---------- TASK INPUTS ----------

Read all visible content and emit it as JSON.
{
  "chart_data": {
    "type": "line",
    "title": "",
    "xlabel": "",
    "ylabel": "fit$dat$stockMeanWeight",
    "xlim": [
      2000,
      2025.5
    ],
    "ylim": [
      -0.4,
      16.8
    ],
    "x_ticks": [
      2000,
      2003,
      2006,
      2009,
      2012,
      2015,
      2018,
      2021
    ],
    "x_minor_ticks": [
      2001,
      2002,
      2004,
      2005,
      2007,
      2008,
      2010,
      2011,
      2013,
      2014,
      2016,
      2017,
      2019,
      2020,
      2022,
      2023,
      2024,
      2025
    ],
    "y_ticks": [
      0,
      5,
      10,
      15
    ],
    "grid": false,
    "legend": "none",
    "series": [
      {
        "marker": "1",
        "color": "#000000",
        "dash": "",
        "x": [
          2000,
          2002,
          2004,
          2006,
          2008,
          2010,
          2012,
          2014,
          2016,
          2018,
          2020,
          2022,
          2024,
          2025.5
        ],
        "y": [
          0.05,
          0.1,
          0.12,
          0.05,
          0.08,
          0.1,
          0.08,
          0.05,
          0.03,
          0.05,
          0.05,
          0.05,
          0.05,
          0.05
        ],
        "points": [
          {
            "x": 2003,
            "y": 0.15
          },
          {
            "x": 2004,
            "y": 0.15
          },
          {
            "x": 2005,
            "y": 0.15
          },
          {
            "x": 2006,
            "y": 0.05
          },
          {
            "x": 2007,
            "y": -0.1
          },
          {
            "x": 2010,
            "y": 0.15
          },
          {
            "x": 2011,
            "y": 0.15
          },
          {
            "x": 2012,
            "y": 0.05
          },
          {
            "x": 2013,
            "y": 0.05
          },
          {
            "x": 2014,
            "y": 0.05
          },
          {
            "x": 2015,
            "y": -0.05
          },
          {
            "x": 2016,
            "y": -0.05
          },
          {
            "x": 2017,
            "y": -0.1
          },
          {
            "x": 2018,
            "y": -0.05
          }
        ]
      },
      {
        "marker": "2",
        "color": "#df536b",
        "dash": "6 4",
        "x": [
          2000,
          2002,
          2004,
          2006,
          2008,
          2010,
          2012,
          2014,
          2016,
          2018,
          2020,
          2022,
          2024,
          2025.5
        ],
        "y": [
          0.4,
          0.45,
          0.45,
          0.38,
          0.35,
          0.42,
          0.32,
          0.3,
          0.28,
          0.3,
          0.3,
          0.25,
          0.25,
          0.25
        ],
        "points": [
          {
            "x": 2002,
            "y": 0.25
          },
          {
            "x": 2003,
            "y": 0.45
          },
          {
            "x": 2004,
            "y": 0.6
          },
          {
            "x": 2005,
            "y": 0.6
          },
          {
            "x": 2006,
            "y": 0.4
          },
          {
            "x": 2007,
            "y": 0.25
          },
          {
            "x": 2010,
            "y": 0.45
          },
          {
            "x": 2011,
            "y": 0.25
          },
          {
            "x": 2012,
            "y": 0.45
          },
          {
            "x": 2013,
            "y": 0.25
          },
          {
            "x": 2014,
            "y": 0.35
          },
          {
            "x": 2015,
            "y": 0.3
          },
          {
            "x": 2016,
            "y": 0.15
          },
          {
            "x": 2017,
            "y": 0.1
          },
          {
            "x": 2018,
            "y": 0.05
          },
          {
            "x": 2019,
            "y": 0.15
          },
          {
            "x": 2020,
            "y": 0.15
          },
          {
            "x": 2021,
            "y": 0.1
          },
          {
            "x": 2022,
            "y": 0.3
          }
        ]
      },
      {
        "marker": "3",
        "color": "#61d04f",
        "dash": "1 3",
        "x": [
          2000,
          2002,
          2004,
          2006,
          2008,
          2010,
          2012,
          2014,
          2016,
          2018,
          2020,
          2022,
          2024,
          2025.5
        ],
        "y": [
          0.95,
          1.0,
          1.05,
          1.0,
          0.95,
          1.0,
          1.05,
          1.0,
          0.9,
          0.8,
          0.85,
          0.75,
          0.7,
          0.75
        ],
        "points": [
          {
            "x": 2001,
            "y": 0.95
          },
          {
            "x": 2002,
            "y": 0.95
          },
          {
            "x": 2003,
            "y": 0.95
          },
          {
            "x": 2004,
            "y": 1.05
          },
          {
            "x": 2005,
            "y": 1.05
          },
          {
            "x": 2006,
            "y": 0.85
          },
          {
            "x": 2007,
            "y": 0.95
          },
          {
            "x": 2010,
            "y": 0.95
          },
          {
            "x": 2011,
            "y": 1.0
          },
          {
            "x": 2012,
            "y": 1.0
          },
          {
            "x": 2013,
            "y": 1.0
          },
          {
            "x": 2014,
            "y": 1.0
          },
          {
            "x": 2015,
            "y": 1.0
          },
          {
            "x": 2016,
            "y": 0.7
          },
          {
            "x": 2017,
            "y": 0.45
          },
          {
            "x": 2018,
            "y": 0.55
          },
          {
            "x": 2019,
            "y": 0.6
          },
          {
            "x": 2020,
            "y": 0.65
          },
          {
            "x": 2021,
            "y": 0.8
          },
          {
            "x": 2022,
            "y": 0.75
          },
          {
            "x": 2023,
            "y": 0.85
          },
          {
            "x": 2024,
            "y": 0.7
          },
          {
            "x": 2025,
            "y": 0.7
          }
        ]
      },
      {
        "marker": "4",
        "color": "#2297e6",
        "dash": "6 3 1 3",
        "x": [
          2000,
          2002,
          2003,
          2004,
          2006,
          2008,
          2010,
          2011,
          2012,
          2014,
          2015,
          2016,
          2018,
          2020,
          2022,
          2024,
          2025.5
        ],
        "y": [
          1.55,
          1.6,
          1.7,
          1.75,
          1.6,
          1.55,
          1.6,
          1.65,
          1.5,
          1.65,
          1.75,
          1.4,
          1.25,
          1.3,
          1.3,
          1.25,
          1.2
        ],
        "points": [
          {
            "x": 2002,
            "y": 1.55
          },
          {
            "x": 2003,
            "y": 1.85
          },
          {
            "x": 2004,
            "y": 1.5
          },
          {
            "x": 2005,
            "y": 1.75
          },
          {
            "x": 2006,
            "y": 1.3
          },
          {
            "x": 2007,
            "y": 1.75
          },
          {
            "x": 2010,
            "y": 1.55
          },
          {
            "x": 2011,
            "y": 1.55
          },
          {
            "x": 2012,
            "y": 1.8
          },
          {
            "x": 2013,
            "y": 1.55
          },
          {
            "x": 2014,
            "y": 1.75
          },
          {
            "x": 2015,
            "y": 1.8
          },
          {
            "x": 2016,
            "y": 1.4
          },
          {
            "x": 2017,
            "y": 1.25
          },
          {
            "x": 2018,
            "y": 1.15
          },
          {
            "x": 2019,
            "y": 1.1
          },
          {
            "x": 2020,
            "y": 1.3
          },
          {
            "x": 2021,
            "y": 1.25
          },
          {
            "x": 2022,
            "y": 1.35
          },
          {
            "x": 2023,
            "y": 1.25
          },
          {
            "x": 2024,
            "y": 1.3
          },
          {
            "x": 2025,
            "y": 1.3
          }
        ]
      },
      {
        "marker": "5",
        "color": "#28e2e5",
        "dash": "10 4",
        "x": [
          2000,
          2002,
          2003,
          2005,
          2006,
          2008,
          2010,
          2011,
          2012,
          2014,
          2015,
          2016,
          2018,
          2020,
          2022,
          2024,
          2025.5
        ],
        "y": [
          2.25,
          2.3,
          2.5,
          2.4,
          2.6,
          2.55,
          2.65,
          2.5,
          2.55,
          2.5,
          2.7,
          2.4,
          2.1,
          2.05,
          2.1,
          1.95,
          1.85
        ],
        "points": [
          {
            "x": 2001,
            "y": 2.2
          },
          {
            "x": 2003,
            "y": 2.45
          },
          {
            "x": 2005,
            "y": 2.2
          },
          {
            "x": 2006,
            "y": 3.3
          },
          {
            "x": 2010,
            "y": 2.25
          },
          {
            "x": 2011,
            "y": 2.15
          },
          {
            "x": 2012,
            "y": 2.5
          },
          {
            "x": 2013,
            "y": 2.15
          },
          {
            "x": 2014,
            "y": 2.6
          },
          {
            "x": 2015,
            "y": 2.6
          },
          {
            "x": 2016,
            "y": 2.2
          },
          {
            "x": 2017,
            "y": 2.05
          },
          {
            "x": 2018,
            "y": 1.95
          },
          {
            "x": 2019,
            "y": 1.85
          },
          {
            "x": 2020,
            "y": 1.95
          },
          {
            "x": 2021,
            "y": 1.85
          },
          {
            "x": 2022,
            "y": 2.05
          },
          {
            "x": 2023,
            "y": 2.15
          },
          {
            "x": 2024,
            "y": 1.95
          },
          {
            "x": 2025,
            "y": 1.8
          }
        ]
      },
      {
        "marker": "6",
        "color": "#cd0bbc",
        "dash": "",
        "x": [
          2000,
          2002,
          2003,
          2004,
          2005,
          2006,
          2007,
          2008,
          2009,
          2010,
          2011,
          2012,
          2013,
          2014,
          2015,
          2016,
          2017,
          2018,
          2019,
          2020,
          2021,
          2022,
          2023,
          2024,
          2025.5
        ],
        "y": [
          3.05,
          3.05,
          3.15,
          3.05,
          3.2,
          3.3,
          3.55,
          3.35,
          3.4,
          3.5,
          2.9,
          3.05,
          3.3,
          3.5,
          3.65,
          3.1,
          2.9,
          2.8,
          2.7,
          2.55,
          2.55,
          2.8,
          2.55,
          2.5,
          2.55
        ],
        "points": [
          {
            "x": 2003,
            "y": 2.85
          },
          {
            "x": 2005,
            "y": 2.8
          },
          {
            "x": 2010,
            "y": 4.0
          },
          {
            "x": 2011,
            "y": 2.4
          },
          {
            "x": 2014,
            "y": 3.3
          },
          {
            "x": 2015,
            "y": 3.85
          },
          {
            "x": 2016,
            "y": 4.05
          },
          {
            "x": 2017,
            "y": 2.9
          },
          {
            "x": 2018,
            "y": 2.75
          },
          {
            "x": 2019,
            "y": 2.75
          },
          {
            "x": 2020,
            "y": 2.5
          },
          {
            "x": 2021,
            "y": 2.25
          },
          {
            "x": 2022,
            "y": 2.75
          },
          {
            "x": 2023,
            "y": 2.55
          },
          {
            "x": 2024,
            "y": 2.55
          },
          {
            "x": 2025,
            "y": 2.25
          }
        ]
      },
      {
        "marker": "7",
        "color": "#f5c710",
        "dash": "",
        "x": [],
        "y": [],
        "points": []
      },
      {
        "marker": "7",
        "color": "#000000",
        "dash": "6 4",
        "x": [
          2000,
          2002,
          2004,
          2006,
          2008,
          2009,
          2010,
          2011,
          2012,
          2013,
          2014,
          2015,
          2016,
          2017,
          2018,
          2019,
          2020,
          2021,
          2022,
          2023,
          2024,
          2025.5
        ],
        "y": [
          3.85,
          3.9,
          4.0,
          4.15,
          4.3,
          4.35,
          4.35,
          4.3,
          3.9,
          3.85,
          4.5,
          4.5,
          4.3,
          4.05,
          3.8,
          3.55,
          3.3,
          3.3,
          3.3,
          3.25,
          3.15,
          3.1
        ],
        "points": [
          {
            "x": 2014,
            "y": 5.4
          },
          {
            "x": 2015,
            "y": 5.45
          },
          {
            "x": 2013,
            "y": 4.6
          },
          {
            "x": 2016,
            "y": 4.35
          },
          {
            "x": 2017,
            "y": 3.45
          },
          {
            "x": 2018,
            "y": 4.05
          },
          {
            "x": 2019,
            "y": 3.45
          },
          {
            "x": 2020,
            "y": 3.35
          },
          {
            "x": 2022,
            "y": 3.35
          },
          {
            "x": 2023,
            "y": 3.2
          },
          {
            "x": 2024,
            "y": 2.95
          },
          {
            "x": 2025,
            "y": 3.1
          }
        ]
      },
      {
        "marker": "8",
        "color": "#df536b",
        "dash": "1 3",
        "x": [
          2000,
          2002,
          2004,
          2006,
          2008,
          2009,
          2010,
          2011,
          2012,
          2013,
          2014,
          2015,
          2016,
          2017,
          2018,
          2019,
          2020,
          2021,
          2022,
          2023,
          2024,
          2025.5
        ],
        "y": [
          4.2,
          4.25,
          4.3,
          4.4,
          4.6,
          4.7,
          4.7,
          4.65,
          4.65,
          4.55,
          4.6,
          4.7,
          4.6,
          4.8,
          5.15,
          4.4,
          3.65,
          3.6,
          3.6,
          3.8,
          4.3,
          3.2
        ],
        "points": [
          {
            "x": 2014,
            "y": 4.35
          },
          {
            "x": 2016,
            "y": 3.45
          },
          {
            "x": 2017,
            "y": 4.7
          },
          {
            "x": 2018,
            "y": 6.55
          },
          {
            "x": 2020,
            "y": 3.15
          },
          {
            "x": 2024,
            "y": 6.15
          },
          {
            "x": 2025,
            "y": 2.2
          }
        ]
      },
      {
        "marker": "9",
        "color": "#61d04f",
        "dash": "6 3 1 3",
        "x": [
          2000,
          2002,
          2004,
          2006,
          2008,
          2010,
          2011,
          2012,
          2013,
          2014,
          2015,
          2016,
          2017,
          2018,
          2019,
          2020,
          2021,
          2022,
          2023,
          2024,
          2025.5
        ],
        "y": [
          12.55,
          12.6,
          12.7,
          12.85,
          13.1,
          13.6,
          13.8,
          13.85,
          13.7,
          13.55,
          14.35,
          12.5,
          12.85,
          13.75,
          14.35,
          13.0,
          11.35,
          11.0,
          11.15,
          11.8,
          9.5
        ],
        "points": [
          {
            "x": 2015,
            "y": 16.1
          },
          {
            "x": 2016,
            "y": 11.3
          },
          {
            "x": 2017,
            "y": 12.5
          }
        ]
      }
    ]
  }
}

----------

● **PROBLEM**
Find the count of lines in the data above where the string "marker" occurs. Provide that number alone.

● **OUTPUT OF THE TASK**
10